A mixture of dalapon (15-30 kg ha-1) and Amitrole (6-12 kg ha-1) applied to foliage of the weed at its full spike stage will destroy its shoots as well as the shallow rhizomes. The treated plants lose grip in the soil within 2-3 days whence these can be easily pulled out of the drains. Other herbicides found effective against cattails are glyphosate, diquat, and paraquat.
Aquatic Weed # 6. Pistia stratiotes (waterlettuce):
Like waterhyacinth, waterlettuce is a mat forming floating plant with the difference that its mats are light, being only 3% as heavy as waterhyacinth. Also, it does not bear ornamental flowers.
Waterlettuce is notorious for harbouring vectors of malaria and like fevers. It can be controlled with foliar spray of 2,4-D/MCPA, paraquat, Amitrole-T. Also, anhydrous ammonia disintegrates its mats rapidly.
Aquatic Weed # 7. Nymphaea (waterlily) and Nelumbo spp. (lotus):
These are surface, rooted aquatic plants with large, roundish leaves placed flat on the water surface. Both, waterlily and lotus put forth highly attractive flowers, clearly above the surface of water. These are often sold in the cities for worship. The unripe seeds of lotus are edible and its rhizomes form delicious vegetable.

(Structured page parsing data)
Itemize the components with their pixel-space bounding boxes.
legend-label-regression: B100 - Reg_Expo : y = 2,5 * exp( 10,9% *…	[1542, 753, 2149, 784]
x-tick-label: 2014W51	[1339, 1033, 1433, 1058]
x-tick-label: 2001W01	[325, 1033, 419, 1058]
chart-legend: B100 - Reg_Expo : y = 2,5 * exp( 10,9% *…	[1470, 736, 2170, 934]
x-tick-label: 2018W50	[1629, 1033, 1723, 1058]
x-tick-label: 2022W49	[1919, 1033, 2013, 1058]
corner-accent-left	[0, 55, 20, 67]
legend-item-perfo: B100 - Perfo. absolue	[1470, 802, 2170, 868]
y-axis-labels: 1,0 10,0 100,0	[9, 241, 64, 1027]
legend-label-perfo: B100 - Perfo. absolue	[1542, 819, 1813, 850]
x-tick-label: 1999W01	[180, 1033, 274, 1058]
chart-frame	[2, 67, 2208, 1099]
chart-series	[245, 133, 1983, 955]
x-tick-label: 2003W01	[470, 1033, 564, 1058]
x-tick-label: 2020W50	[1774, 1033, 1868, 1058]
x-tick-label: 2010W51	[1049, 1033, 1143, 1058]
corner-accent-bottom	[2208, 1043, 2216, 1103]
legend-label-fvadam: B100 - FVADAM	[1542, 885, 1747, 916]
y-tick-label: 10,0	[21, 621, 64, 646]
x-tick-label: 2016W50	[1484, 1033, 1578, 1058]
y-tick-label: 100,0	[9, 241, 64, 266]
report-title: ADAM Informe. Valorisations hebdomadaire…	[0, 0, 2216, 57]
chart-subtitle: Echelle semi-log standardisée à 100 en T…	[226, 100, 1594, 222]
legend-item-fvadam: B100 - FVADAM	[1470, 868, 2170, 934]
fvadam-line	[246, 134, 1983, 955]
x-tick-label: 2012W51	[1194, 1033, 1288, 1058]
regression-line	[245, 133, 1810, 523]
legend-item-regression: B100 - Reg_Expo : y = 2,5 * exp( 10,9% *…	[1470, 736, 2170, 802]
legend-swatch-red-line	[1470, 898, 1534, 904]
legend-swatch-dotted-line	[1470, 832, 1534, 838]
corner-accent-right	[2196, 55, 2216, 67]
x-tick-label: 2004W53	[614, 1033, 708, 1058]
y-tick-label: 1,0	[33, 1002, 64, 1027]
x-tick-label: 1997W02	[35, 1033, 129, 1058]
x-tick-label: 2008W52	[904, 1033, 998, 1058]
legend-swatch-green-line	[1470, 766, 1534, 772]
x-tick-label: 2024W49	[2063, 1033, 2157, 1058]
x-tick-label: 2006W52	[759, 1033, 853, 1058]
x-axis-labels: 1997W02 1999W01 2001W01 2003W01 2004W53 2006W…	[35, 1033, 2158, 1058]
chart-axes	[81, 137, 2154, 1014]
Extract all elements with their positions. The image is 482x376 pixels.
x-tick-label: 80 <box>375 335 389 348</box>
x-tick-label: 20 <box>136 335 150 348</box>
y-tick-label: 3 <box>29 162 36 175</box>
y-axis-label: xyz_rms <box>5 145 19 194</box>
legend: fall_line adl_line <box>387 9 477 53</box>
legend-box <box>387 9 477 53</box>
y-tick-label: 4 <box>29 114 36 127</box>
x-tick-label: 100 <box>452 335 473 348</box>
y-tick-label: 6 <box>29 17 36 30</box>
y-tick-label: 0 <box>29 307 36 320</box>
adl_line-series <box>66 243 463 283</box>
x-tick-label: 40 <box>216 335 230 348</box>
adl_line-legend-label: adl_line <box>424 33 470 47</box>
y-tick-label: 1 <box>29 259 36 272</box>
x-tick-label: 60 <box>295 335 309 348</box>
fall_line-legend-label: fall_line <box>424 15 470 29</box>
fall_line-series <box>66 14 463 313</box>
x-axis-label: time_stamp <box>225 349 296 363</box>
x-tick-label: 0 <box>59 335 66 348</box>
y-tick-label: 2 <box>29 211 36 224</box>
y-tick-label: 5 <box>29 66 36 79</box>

What you will do –
1. Could you restate the aquatic weeds passage from "A mixture of" to "bear ornamental flowers.", substituting "water hyacinth" for "waterhyacinth"?
2. Can you proceed with the aquatic weeds passage, continuing on after its final sentence?
These records are material apart from the aquatic weeds passage.

Task responses –
1.
A mixture of dalapon (15-30 kg ha-1) and Amitrole (6-12 kg ha-1) applied to foliage of the weed at its full spike stage will destroy its shoots as well as the shallow rhizomes. The treated plants lose grip in the soil within 2-3 days whence these can be easily pulled out of the drains. Other herbicides found effective against cattails are glyphosate, diquat, and paraquat.
Aquatic Weed # 6. Pistia stratiotes (waterlettuce):
Like water hyacinth, waterlettuce is a mat forming floating plant with the difference that its mats are light, being only 3% as heavy as water hyacinth. Also, it does not bear ornamental flowers.

2.
Despite all these economic uses, waterlily and lotus act as weeds in several confined waterbodies meant for pisciculture, irrigation, and potable uses. Also, the waterlily and lotus infested lakes become unfit for boating and bathing.
2,4-D at 1.5 kg ha-1 has been found very effective in clearing the fish ponds of waterlily and lotus. Addition of a suitable wetting agent to the spray tank will improve weed kill. Silvex and glyphosate are also found effective against these two noxious weeds.
Aquatic Weed # 8. Vallisneria spiralis (eelgrass):
Eelgrass is a submersed, rooted aquatic weed of confined and slow moving waterbodies. It interfers with the healthy aquatic sport and free flow of water. Eelgrass is found susceptible to 2,4-D (20-60 ppm) and CSP (2 ppm). Also, grasscarp is a rapid feeder of this weed.
Aquatic Weed # 9. Ipomoea carnea (gramaphone flower):
I. carnea is a semi-woody shrub of ditches and waterlogged areas. It grows up to 3m tall, with attractive bell-shaped flowers. Introduced as a hedge plant from South America, now this plant has spread as a noxious weed in numerous roadside ditcheds and paddy fields. 2,4-D (2-3 kg ha-1) has proved very effective in controlling this weed.
Aquatic Weed # 10. Lemnids (duckweeds):
The lemnids comprise species of Lemna and Spirodella. These are very minute (a few mm across), free-floating plants providing a green carpet to the surface of stagnant waterbodies like roadside ditches and small ponds. Lemnids propagate through seeds and by rapid frond division.
Their main weedy nature results from their minute size which enables them to easily enter the irrigation pumps, sprayers, siphon tubes, and the sprinklers; all of which are badly choked. Duckweeds are susceptible to 2,4-D, diquat, and endothall (Na and K salts). Grasscarp and mirrorcarp feed heavily upon these plants.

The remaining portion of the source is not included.